(Stored data entries)
** BEGIN **

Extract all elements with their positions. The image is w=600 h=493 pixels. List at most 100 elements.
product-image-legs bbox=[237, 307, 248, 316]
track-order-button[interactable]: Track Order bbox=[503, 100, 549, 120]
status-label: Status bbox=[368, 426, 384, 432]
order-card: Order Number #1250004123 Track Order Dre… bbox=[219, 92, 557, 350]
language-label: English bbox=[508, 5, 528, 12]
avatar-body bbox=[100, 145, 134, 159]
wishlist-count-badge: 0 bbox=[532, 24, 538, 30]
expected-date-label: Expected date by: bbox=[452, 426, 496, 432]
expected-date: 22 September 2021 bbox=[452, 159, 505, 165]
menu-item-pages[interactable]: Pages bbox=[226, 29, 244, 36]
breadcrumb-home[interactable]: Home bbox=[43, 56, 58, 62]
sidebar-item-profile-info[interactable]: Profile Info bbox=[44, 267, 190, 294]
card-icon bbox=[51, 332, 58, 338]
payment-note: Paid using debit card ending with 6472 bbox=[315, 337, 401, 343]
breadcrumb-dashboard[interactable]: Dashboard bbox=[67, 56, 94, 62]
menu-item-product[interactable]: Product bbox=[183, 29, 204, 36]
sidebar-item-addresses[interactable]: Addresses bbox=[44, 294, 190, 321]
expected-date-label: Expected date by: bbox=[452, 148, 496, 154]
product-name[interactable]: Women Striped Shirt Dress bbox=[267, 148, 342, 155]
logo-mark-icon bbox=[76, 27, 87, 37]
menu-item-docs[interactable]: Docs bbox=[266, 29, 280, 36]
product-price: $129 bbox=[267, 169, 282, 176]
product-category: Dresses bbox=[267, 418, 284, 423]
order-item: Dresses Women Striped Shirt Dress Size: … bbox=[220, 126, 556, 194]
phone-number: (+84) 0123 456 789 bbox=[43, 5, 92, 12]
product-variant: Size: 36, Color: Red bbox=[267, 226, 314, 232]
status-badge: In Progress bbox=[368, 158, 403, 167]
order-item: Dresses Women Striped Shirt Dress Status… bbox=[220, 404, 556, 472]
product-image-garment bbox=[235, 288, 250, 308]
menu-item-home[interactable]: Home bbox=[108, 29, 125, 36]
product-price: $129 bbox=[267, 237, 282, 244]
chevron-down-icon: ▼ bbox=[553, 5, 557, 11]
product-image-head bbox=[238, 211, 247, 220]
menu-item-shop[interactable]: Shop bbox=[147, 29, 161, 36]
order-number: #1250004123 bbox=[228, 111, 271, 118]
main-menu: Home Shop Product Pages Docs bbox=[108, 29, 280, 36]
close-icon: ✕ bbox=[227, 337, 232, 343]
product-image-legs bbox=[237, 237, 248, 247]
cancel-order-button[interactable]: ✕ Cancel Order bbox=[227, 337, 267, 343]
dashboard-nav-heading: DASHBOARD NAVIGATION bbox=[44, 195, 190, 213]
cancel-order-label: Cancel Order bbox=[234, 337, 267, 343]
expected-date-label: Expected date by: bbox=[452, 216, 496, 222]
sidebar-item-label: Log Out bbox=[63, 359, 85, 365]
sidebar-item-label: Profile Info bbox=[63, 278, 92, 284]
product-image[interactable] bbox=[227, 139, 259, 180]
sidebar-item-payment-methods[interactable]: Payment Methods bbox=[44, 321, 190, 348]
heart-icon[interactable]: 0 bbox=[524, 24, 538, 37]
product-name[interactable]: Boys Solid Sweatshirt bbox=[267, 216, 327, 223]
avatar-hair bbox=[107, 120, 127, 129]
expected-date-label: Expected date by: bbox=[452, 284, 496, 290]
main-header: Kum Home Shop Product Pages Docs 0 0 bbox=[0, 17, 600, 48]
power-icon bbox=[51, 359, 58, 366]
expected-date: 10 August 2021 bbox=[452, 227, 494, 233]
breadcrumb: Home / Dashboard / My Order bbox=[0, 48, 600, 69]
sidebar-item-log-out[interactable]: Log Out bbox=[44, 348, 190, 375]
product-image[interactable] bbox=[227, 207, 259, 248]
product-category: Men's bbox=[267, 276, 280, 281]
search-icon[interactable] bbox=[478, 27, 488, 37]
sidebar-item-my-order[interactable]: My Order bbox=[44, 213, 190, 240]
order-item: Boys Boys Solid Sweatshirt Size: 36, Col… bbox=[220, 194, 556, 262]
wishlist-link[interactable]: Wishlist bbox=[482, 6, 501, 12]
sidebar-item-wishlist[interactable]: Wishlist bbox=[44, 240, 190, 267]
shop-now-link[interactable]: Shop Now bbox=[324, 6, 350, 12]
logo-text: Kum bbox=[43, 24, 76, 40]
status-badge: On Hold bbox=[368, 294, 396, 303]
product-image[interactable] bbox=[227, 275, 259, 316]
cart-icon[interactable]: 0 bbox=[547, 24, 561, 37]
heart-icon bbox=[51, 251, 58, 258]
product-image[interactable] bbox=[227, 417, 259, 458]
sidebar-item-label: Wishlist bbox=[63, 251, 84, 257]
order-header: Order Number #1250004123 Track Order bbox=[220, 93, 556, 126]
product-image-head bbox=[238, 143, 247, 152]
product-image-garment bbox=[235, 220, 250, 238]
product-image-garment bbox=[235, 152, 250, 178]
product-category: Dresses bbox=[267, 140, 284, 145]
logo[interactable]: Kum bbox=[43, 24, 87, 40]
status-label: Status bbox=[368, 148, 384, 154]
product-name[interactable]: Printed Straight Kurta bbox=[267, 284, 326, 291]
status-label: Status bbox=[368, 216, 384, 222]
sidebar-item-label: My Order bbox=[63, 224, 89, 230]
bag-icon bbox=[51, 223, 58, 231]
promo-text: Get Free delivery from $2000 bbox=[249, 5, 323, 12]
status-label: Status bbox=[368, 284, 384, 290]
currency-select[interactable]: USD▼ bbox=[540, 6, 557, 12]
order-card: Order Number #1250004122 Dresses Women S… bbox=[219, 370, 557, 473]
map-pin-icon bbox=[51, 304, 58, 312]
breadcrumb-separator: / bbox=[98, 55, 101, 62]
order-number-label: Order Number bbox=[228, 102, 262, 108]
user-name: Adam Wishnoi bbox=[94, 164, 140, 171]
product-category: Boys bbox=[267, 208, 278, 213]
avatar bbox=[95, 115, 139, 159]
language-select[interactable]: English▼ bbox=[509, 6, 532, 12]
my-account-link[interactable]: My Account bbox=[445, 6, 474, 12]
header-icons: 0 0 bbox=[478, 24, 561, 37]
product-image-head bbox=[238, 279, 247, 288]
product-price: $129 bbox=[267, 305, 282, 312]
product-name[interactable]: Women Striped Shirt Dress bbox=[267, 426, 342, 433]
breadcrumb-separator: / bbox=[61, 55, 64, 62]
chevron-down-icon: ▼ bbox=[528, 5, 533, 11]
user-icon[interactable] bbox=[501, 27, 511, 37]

** END **

Rewrite all of the data above, substituting "$99" for every occurrence of "$129" and leaving everything else unchanged.

Worked answer>
Extract all elements with their positions. The image is w=600 h=493 pixels. List at most 100 elements.
product-image-legs bbox=[237, 307, 248, 316]
track-order-button[interactable]: Track Order bbox=[503, 100, 549, 120]
status-label: Status bbox=[368, 426, 384, 432]
order-card: Order Number #1250004123 Track Order Dre… bbox=[219, 92, 557, 350]
language-label: English bbox=[508, 5, 528, 12]
avatar-body bbox=[100, 145, 134, 159]
wishlist-count-badge: 0 bbox=[532, 24, 538, 30]
expected-date-label: Expected date by: bbox=[452, 426, 496, 432]
expected-date: 22 September 2021 bbox=[452, 159, 505, 165]
menu-item-pages[interactable]: Pages bbox=[226, 29, 244, 36]
breadcrumb-home[interactable]: Home bbox=[43, 56, 58, 62]
sidebar-item-profile-info[interactable]: Profile Info bbox=[44, 267, 190, 294]
card-icon bbox=[51, 332, 58, 338]
payment-note: Paid using debit card ending with 6472 bbox=[315, 337, 401, 343]
breadcrumb-dashboard[interactable]: Dashboard bbox=[67, 56, 94, 62]
menu-item-product[interactable]: Product bbox=[183, 29, 204, 36]
sidebar-item-addresses[interactable]: Addresses bbox=[44, 294, 190, 321]
expected-date-label: Expected date by: bbox=[452, 148, 496, 154]
product-name[interactable]: Women Striped Shirt Dress bbox=[267, 148, 342, 155]
logo-mark-icon bbox=[76, 27, 87, 37]
menu-item-docs[interactable]: Docs bbox=[266, 29, 280, 36]
product-price: $99 bbox=[267, 169, 282, 176]
product-category: Dresses bbox=[267, 418, 284, 423]
order-item: Dresses Women Striped Shirt Dress Size: … bbox=[220, 126, 556, 194]
phone-number: (+84) 0123 456 789 bbox=[43, 5, 92, 12]
product-variant: Size: 36, Color: Red bbox=[267, 226, 314, 232]
status-badge: In Progress bbox=[368, 158, 403, 167]
order-item: Dresses Women Striped Shirt Dress Status… bbox=[220, 404, 556, 472]
product-image-garment bbox=[235, 288, 250, 308]
menu-item-home[interactable]: Home bbox=[108, 29, 125, 36]
product-price: $99 bbox=[267, 237, 282, 244]
chevron-down-icon: ▼ bbox=[553, 5, 557, 11]
product-image-head bbox=[238, 211, 247, 220]
menu-item-shop[interactable]: Shop bbox=[147, 29, 161, 36]
order-number: #1250004123 bbox=[228, 111, 271, 118]
main-menu: Home Shop Product Pages Docs bbox=[108, 29, 280, 36]
close-icon: ✕ bbox=[227, 337, 232, 343]
product-image-legs bbox=[237, 237, 248, 247]
cancel-order-button[interactable]: ✕ Cancel Order bbox=[227, 337, 267, 343]
dashboard-nav-heading: DASHBOARD NAVIGATION bbox=[44, 195, 190, 213]
cancel-order-label: Cancel Order bbox=[234, 337, 267, 343]
expected-date-label: Expected date by: bbox=[452, 216, 496, 222]
sidebar-item-label: Log Out bbox=[63, 359, 85, 365]
sidebar-item-label: Profile Info bbox=[63, 278, 92, 284]
product-image[interactable] bbox=[227, 139, 259, 180]
sidebar-item-payment-methods[interactable]: Payment Methods bbox=[44, 321, 190, 348]
heart-icon[interactable]: 0 bbox=[524, 24, 538, 37]
product-name[interactable]: Boys Solid Sweatshirt bbox=[267, 216, 327, 223]
avatar-hair bbox=[107, 120, 127, 129]
expected-date-label: Expected date by: bbox=[452, 284, 496, 290]
main-header: Kum Home Shop Product Pages Docs 0 0 bbox=[0, 17, 600, 48]
power-icon bbox=[51, 359, 58, 366]
expected-date: 10 August 2021 bbox=[452, 227, 494, 233]
breadcrumb: Home / Dashboard / My Order bbox=[0, 48, 600, 69]
sidebar-item-log-out[interactable]: Log Out bbox=[44, 348, 190, 375]
product-image[interactable] bbox=[227, 207, 259, 248]
product-category: Men's bbox=[267, 276, 280, 281]
search-icon[interactable] bbox=[478, 27, 488, 37]
sidebar-item-my-order[interactable]: My Order bbox=[44, 213, 190, 240]
order-item: Boys Boys Solid Sweatshirt Size: 36, Col… bbox=[220, 194, 556, 262]
wishlist-link[interactable]: Wishlist bbox=[482, 6, 501, 12]
sidebar-item-wishlist[interactable]: Wishlist bbox=[44, 240, 190, 267]
shop-now-link[interactable]: Shop Now bbox=[324, 6, 350, 12]
logo-text: Kum bbox=[43, 24, 76, 40]
status-badge: On Hold bbox=[368, 294, 396, 303]
product-image[interactable] bbox=[227, 275, 259, 316]
cart-icon[interactable]: 0 bbox=[547, 24, 561, 37]
heart-icon bbox=[51, 251, 58, 258]
product-image[interactable] bbox=[227, 417, 259, 458]
sidebar-item-label: Wishlist bbox=[63, 251, 84, 257]
order-header: Order Number #1250004123 Track Order bbox=[220, 93, 556, 126]
product-image-head bbox=[238, 143, 247, 152]
product-image-garment bbox=[235, 220, 250, 238]
product-image-garment bbox=[235, 152, 250, 178]
product-category: Dresses bbox=[267, 140, 284, 145]
logo[interactable]: Kum bbox=[43, 24, 87, 40]
status-label: Status bbox=[368, 148, 384, 154]
product-name[interactable]: Printed Straight Kurta bbox=[267, 284, 326, 291]
status-label: Status bbox=[368, 216, 384, 222]
sidebar-item-label: My Order bbox=[63, 224, 89, 230]
bag-icon bbox=[51, 223, 58, 231]
promo-text: Get Free delivery from $2000 bbox=[249, 5, 323, 12]
status-label: Status bbox=[368, 284, 384, 290]
currency-select[interactable]: USD▼ bbox=[540, 6, 557, 12]
order-card: Order Number #1250004122 Dresses Women S… bbox=[219, 370, 557, 473]
map-pin-icon bbox=[51, 304, 58, 312]
breadcrumb-separator: / bbox=[98, 55, 101, 62]
order-number-label: Order Number bbox=[228, 102, 262, 108]
user-name: Adam Wishnoi bbox=[94, 164, 140, 171]
product-category: Boys bbox=[267, 208, 278, 213]
avatar bbox=[95, 115, 139, 159]
language-select[interactable]: English▼ bbox=[509, 6, 532, 12]
my-account-link[interactable]: My Account bbox=[445, 6, 474, 12]
header-icons: 0 0 bbox=[478, 24, 561, 37]
product-image-head bbox=[238, 279, 247, 288]
product-price: $99 bbox=[267, 305, 282, 312]
product-name[interactable]: Women Striped Shirt Dress bbox=[267, 426, 342, 433]
breadcrumb-separator: / bbox=[61, 55, 64, 62]
chevron-down-icon: ▼ bbox=[528, 5, 533, 11]
user-icon[interactable] bbox=[501, 27, 511, 37]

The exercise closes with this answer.